Some records
--- begin ---

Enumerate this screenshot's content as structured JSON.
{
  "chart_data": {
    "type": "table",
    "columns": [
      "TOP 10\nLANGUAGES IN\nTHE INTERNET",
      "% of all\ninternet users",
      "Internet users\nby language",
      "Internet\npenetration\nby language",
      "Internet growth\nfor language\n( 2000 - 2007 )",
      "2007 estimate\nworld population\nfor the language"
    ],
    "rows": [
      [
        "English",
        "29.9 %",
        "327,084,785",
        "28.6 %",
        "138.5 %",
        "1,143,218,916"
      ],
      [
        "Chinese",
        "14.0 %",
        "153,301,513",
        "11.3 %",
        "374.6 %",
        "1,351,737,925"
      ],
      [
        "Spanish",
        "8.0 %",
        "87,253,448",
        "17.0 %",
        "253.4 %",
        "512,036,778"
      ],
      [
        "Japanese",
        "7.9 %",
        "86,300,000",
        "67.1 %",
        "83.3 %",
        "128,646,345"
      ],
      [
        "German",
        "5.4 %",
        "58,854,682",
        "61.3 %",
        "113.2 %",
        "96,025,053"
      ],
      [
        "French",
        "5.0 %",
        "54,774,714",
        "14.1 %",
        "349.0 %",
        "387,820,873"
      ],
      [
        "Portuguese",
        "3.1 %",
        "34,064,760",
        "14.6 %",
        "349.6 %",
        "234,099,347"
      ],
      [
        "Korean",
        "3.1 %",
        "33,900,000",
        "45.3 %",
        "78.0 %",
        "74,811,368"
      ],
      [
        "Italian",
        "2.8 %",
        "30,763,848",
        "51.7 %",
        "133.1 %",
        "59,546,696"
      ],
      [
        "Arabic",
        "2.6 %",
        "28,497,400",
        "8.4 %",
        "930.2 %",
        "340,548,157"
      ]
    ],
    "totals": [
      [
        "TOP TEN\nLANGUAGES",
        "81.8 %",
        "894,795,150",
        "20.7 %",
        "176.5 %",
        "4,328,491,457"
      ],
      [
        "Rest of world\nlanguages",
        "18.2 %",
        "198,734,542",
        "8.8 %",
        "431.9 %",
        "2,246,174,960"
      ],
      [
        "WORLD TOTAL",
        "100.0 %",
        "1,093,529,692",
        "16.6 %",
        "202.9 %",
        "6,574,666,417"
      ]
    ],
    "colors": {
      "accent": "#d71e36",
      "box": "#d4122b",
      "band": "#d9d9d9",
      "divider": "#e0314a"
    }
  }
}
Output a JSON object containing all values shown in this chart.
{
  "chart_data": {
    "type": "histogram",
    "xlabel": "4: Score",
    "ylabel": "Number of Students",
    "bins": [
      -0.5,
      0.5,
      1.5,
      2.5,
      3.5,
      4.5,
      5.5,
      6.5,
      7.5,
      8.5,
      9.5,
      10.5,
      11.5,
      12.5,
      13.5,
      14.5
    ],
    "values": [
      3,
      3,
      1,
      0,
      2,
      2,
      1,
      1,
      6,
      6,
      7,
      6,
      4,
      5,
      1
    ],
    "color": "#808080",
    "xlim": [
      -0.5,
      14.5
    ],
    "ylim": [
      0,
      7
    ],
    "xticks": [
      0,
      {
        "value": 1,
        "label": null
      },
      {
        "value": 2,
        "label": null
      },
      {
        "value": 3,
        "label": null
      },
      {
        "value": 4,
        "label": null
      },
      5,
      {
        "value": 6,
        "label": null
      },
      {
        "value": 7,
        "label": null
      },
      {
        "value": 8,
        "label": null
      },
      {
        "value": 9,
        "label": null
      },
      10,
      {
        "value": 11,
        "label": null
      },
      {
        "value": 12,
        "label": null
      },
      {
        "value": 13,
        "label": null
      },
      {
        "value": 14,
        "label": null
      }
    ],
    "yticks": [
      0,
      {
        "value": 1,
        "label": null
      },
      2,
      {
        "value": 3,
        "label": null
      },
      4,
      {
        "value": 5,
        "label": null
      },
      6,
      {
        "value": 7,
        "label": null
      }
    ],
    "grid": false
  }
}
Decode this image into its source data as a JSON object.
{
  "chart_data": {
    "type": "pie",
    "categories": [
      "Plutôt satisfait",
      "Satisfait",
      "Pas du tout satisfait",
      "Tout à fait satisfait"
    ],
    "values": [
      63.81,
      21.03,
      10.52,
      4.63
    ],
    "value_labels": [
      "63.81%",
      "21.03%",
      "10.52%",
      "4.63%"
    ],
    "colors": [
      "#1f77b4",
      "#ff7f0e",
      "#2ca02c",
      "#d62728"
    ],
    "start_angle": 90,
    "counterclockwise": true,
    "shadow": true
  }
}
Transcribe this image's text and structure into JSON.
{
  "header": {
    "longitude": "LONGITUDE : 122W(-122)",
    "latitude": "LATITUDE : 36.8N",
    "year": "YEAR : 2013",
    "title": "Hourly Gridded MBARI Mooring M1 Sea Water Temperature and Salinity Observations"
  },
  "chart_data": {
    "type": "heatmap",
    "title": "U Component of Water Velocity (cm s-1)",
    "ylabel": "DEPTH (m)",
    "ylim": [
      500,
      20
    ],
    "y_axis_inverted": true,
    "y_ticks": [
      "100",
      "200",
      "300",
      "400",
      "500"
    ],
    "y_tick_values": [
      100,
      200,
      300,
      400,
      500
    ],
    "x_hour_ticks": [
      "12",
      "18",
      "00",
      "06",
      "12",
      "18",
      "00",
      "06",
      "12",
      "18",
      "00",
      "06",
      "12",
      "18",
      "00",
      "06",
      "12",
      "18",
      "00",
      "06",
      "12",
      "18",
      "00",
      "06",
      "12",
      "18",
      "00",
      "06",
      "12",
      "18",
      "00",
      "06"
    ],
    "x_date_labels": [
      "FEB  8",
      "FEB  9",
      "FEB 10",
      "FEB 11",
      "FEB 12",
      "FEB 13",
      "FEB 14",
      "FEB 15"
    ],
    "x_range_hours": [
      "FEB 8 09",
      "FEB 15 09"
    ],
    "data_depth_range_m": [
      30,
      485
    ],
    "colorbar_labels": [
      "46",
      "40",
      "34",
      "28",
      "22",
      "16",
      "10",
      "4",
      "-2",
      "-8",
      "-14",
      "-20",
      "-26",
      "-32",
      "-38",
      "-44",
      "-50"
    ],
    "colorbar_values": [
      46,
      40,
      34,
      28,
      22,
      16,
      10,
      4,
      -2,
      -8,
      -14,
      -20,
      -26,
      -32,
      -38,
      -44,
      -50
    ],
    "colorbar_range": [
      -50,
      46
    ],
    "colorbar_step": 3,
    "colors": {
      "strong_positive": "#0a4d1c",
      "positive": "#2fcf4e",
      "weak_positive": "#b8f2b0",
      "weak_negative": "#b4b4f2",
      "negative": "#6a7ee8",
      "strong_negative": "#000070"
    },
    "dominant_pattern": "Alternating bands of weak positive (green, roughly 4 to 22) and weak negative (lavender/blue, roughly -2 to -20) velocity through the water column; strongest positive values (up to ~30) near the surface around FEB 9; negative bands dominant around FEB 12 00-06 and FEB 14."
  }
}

--- end ---

◆ WHAT YOU HAVE TO DO:
Reproduce the material above exactly; please quote every line of it.

◆ TASK ANSWER:
Enumerate this screenshot's content as structured JSON.
{
  "chart_data": {
    "type": "table",
    "columns": [
      "TOP 10\nLANGUAGES IN\nTHE INTERNET",
      "% of all\ninternet users",
      "Internet users\nby language",
      "Internet\npenetration\nby language",
      "Internet growth\nfor language\n( 2000 - 2007 )",
      "2007 estimate\nworld population\nfor the language"
    ],
    "rows": [
      [
        "English",
        "29.9 %",
        "327,084,785",
        "28.6 %",
        "138.5 %",
        "1,143,218,916"
      ],
      [
        "Chinese",
        "14.0 %",
        "153,301,513",
        "11.3 %",
        "374.6 %",
        "1,351,737,925"
      ],
      [
        "Spanish",
        "8.0 %",
        "87,253,448",
        "17.0 %",
        "253.4 %",
        "512,036,778"
      ],
      [
        "Japanese",
        "7.9 %",
        "86,300,000",
        "67.1 %",
        "83.3 %",
        "128,646,345"
      ],
      [
        "German",
        "5.4 %",
        "58,854,682",
        "61.3 %",
        "113.2 %",
        "96,025,053"
      ],
      [
        "French",
        "5.0 %",
        "54,774,714",
        "14.1 %",
        "349.0 %",
        "387,820,873"
      ],
      [
        "Portuguese",
        "3.1 %",
        "34,064,760",
        "14.6 %",
        "349.6 %",
        "234,099,347"
      ],
      [
        "Korean",
        "3.1 %",
        "33,900,000",
        "45.3 %",
        "78.0 %",
        "74,811,368"
      ],
      [
        "Italian",
        "2.8 %",
        "30,763,848",
        "51.7 %",
        "133.1 %",
        "59,546,696"
      ],
      [
        "Arabic",
        "2.6 %",
        "28,497,400",
        "8.4 %",
        "930.2 %",
        "340,548,157"
      ]
    ],
    "totals": [
      [
        "TOP TEN\nLANGUAGES",
        "81.8 %",
        "894,795,150",
        "20.7 %",
        "176.5 %",
        "4,328,491,457"
      ],
      [
        "Rest of world\nlanguages",
        "18.2 %",
        "198,734,542",
        "8.8 %",
        "431.9 %",
        "2,246,174,960"
      ],
      [
        "WORLD TOTAL",
        "100.0 %",
        "1,093,529,692",
        "16.6 %",
        "202.9 %",
        "6,574,666,417"
      ]
    ],
    "colors": {
      "accent": "#d71e36",
      "box": "#d4122b",
      "band": "#d9d9d9",
      "divider": "#e0314a"
    }
  }
}
Output a JSON object containing all values shown in this chart.
{
  "chart_data": {
    "type": "histogram",
    "xlabel": "4: Score",
    "ylabel": "Number of Students",
    "bins": [
      -0.5,
      0.5,
      1.5,
      2.5,
      3.5,
      4.5,
      5.5,
      6.5,
      7.5,
      8.5,
      9.5,
      10.5,
      11.5,
      12.5,
      13.5,
      14.5
    ],
    "values": [
      3,
      3,
      1,
      0,
      2,
      2,
      1,
      1,
      6,
      6,
      7,
      6,
      4,
      5,
      1
    ],
    "color": "#808080",
    "xlim": [
      -0.5,
      14.5
    ],
    "ylim": [
      0,
      7
    ],
    "xticks": [
      0,
      {
        "value": 1,
        "label": null
      },
      {
        "value": 2,
        "label": null
      },
      {
        "value": 3,
        "label": null
      },
      {
        "value": 4,
        "label": null
      },
      5,
      {
        "value": 6,
        "label": null
      },
      {
        "value": 7,
        "label": null
      },
      {
        "value": 8,
        "label": null
      },
      {
        "value": 9,
        "label": null
      },
      10,
      {
        "value": 11,
        "label": null
      },
      {
        "value": 12,
        "label": null
      },
      {
        "value": 13,
        "label": null
      },
      {
        "value": 14,
        "label": null
      }
    ],
    "yticks": [
      0,
      {
        "value": 1,
        "label": null
      },
      2,
      {
        "value": 3,
        "label": null
      },
      4,
      {
        "value": 5,
        "label": null
      },
      6,
      {
        "value": 7,
        "label": null
      }
    ],
    "grid": false
  }
}
Decode this image into its source data as a JSON object.
{
  "chart_data": {
    "type": "pie",
    "categories": [
      "Plutôt satisfait",
      "Satisfait",
      "Pas du tout satisfait",
      "Tout à fait satisfait"
    ],
    "values": [
      63.81,
      21.03,
      10.52,
      4.63
    ],
    "value_labels": [
      "63.81%",
      "21.03%",
      "10.52%",
      "4.63%"
    ],
    "colors": [
      "#1f77b4",
      "#ff7f0e",
      "#2ca02c",
      "#d62728"
    ],
    "start_angle": 90,
    "counterclockwise": true,
    "shadow": true
  }
}
Transcribe this image's text and structure into JSON.
{
  "header": {
    "longitude": "LONGITUDE : 122W(-122)",
    "latitude": "LATITUDE : 36.8N",
    "year": "YEAR : 2013",
    "title": "Hourly Gridded MBARI Mooring M1 Sea Water Temperature and Salinity Observations"
  },
  "chart_data": {
    "type": "heatmap",
    "title": "U Component of Water Velocity (cm s-1)",
    "ylabel": "DEPTH (m)",
    "ylim": [
      500,
      20
    ],
    "y_axis_inverted": true,
    "y_ticks": [
      "100",
      "200",
      "300",
      "400",
      "500"
    ],
    "y_tick_values": [
      100,
      200,
      300,
      400,
      500
    ],
    "x_hour_ticks": [
      "12",
      "18",
      "00",
      "06",
      "12",
      "18",
      "00",
      "06",
      "12",
      "18",
      "00",
      "06",
      "12",
      "18",
      "00",
      "06",
      "12",
      "18",
      "00",
      "06",
      "12",
      "18",
      "00",
      "06",
      "12",
      "18",
      "00",
      "06",
      "12",
      "18",
      "00",
      "06"
    ],
    "x_date_labels": [
      "FEB  8",
      "FEB  9",
      "FEB 10",
      "FEB 11",
      "FEB 12",
      "FEB 13",
      "FEB 14",
      "FEB 15"
    ],
    "x_range_hours": [
      "FEB 8 09",
      "FEB 15 09"
    ],
    "data_depth_range_m": [
      30,
      485
    ],
    "colorbar_labels": [
      "46",
      "40",
      "34",
      "28",
      "22",
      "16",
      "10",
      "4",
      "-2",
      "-8",
      "-14",
      "-20",
      "-26",
      "-32",
      "-38",
      "-44",
      "-50"
    ],
    "colorbar_values": [
      46,
      40,
      34,
      28,
      22,
      16,
      10,
      4,
      -2,
      -8,
      -14,
      -20,
      -26,
      -32,
      -38,
      -44,
      -50
    ],
    "colorbar_range": [
      -50,
      46
    ],
    "colorbar_step": 3,
    "colors": {
      "strong_positive": "#0a4d1c",
      "positive": "#2fcf4e",
      "weak_positive": "#b8f2b0",
      "weak_negative": "#b4b4f2",
      "negative": "#6a7ee8",
      "strong_negative": "#000070"
    },
    "dominant_pattern": "Alternating bands of weak positive (green, roughly 4 to 22) and weak negative (lavender/blue, roughly -2 to -20) velocity through the water column; strongest positive values (up to ~30) near the surface around FEB 9; negative bands dominant around FEB 12 00-06 and FEB 14."
  }
}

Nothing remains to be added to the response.